** Try it **
The entries that follow need to be returned without any alteration.

** The data **
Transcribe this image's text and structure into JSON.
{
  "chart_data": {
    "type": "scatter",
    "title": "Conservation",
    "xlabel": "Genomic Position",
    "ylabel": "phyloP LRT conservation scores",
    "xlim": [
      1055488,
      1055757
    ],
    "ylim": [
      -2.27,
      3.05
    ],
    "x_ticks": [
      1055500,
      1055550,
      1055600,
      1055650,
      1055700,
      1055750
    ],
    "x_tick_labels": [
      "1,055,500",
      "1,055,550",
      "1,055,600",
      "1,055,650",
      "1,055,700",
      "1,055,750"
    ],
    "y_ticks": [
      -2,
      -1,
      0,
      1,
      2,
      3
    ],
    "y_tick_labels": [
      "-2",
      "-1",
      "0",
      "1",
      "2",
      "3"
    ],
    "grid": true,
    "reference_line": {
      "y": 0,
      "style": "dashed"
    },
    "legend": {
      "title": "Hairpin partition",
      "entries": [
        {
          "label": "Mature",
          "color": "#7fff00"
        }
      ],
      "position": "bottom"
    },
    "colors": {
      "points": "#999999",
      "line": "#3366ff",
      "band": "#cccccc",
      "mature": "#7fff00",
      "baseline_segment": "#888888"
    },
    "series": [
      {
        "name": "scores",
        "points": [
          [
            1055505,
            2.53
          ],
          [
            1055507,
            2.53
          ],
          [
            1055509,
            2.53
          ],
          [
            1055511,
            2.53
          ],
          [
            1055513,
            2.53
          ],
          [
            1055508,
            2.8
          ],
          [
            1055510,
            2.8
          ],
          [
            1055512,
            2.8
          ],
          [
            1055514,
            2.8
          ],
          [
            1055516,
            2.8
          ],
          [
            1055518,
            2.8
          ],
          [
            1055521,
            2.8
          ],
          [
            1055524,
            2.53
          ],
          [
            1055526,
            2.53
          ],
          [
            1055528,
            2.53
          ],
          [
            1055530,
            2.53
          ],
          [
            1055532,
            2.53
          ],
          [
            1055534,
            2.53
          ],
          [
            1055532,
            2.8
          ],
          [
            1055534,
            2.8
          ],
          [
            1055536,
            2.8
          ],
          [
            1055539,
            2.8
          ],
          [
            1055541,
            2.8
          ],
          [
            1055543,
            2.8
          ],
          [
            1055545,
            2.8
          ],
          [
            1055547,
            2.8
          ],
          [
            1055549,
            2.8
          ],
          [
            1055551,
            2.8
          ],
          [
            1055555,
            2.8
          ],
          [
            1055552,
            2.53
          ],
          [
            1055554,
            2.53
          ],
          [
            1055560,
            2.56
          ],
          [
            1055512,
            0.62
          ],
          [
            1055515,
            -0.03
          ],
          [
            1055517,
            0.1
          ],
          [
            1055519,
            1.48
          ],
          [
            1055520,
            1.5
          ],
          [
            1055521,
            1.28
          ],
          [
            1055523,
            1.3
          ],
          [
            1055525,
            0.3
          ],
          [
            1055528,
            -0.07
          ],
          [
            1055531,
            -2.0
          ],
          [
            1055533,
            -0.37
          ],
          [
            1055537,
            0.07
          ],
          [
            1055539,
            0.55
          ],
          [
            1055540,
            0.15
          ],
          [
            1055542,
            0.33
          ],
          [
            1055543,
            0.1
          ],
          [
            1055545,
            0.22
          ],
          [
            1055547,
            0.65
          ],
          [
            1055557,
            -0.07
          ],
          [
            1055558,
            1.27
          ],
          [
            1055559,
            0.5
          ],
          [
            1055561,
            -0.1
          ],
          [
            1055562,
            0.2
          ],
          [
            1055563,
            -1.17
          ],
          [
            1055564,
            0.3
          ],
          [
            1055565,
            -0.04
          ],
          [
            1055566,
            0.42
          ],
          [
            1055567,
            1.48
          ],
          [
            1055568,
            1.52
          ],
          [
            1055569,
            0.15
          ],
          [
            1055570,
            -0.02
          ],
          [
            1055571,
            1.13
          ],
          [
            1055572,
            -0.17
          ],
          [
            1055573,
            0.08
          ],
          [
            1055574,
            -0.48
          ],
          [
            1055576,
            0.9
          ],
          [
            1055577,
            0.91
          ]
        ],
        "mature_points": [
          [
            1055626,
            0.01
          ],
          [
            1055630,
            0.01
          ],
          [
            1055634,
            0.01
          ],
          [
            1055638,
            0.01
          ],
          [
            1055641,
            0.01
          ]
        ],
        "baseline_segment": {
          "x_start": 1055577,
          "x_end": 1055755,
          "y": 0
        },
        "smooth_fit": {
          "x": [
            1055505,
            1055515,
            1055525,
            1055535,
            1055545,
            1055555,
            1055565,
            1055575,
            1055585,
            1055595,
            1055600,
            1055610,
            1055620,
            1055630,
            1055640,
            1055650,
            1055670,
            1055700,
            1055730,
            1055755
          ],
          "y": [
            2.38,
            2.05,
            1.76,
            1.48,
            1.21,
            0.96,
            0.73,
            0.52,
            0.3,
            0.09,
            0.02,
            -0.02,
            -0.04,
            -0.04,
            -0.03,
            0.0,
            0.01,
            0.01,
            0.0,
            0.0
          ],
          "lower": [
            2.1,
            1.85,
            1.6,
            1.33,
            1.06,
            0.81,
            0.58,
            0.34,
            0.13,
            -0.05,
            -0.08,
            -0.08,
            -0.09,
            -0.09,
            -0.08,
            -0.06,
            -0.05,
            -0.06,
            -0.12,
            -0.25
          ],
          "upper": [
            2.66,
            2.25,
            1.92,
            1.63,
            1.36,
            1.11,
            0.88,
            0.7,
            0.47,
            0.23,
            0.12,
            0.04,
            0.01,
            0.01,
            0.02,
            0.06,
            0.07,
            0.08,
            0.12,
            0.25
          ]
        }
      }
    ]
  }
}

** Expected output **
Transcribe this image's text and structure into JSON.
{
  "chart_data": {
    "type": "scatter",
    "title": "Conservation",
    "xlabel": "Genomic Position",
    "ylabel": "phyloP LRT conservation scores",
    "xlim": [
      1055488,
      1055757
    ],
    "ylim": [
      -2.27,
      3.05
    ],
    "x_ticks": [
      1055500,
      1055550,
      1055600,
      1055650,
      1055700,
      1055750
    ],
    "x_tick_labels": [
      "1,055,500",
      "1,055,550",
      "1,055,600",
      "1,055,650",
      "1,055,700",
      "1,055,750"
    ],
    "y_ticks": [
      -2,
      -1,
      0,
      1,
      2,
      3
    ],
    "y_tick_labels": [
      "-2",
      "-1",
      "0",
      "1",
      "2",
      "3"
    ],
    "grid": true,
    "reference_line": {
      "y": 0,
      "style": "dashed"
    },
    "legend": {
      "title": "Hairpin partition",
      "entries": [
        {
          "label": "Mature",
          "color": "#7fff00"
        }
      ],
      "position": "bottom"
    },
    "colors": {
      "points": "#999999",
      "line": "#3366ff",
      "band": "#cccccc",
      "mature": "#7fff00",
      "baseline_segment": "#888888"
    },
    "series": [
      {
        "name": "scores",
        "points": [
          [
            1055505,
            2.53
          ],
          [
            1055507,
            2.53
          ],
          [
            1055509,
            2.53
          ],
          [
            1055511,
            2.53
          ],
          [
            1055513,
            2.53
          ],
          [
            1055508,
            2.8
          ],
          [
            1055510,
            2.8
          ],
          [
            1055512,
            2.8
          ],
          [
            1055514,
            2.8
          ],
          [
            1055516,
            2.8
          ],
          [
            1055518,
            2.8
          ],
          [
            1055521,
            2.8
          ],
          [
            1055524,
            2.53
          ],
          [
            1055526,
            2.53
          ],
          [
            1055528,
            2.53
          ],
          [
            1055530,
            2.53
          ],
          [
            1055532,
            2.53
          ],
          [
            1055534,
            2.53
          ],
          [
            1055532,
            2.8
          ],
          [
            1055534,
            2.8
          ],
          [
            1055536,
            2.8
          ],
          [
            1055539,
            2.8
          ],
          [
            1055541,
            2.8
          ],
          [
            1055543,
            2.8
          ],
          [
            1055545,
            2.8
          ],
          [
            1055547,
            2.8
          ],
          [
            1055549,
            2.8
          ],
          [
            1055551,
            2.8
          ],
          [
            1055555,
            2.8
          ],
          [
            1055552,
            2.53
          ],
          [
            1055554,
            2.53
          ],
          [
            1055560,
            2.56
          ],
          [
            1055512,
            0.62
          ],
          [
            1055515,
            -0.03
          ],
          [
            1055517,
            0.1
          ],
          [
            1055519,
            1.48
          ],
          [
            1055520,
            1.5
          ],
          [
            1055521,
            1.28
          ],
          [
            1055523,
            1.3
          ],
          [
            1055525,
            0.3
          ],
          [
            1055528,
            -0.07
          ],
          [
            1055531,
            -2.0
          ],
          [
            1055533,
            -0.37
          ],
          [
            1055537,
            0.07
          ],
          [
            1055539,
            0.55
          ],
          [
            1055540,
            0.15
          ],
          [
            1055542,
            0.33
          ],
          [
            1055543,
            0.1
          ],
          [
            1055545,
            0.22
          ],
          [
            1055547,
            0.65
          ],
          [
            1055557,
            -0.07
          ],
          [
            1055558,
            1.27
          ],
          [
            1055559,
            0.5
          ],
          [
            1055561,
            -0.1
          ],
          [
            1055562,
            0.2
          ],
          [
            1055563,
            -1.17
          ],
          [
            1055564,
            0.3
          ],
          [
            1055565,
            -0.04
          ],
          [
            1055566,
            0.42
          ],
          [
            1055567,
            1.48
          ],
          [
            1055568,
            1.52
          ],
          [
            1055569,
            0.15
          ],
          [
            1055570,
            -0.02
          ],
          [
            1055571,
            1.13
          ],
          [
            1055572,
            -0.17
          ],
          [
            1055573,
            0.08
          ],
          [
            1055574,
            -0.48
          ],
          [
            1055576,
            0.9
          ],
          [
            1055577,
            0.91
          ]
        ],
        "mature_points": [
          [
            1055626,
            0.01
          ],
          [
            1055630,
            0.01
          ],
          [
            1055634,
            0.01
          ],
          [
            1055638,
            0.01
          ],
          [
            1055641,
            0.01
          ]
        ],
        "baseline_segment": {
          "x_start": 1055577,
          "x_end": 1055755,
          "y": 0
        },
        "smooth_fit": {
          "x": [
            1055505,
            1055515,
            1055525,
            1055535,
            1055545,
            1055555,
            1055565,
            1055575,
            1055585,
            1055595,
            1055600,
            1055610,
            1055620,
            1055630,
            1055640,
            1055650,
            1055670,
            1055700,
            1055730,
            1055755
          ],
          "y": [
            2.38,
            2.05,
            1.76,
            1.48,
            1.21,
            0.96,
            0.73,
            0.52,
            0.3,
            0.09,
            0.02,
            -0.02,
            -0.04,
            -0.04,
            -0.03,
            0.0,
            0.01,
            0.01,
            0.0,
            0.0
          ],
          "lower": [
            2.1,
            1.85,
            1.6,
            1.33,
            1.06,
            0.81,
            0.58,
            0.34,
            0.13,
            -0.05,
            -0.08,
            -0.08,
            -0.09,
            -0.09,
            -0.08,
            -0.06,
            -0.05,
            -0.06,
            -0.12,
            -0.25
          ],
          "upper": [
            2.66,
            2.25,
            1.92,
            1.63,
            1.36,
            1.11,
            0.88,
            0.7,
            0.47,
            0.23,
            0.12,
            0.04,
            0.01,
            0.01,
            0.02,
            0.06,
            0.07,
            0.08,
            0.12,
            0.25
          ]
        }
      }
    ]
  }
}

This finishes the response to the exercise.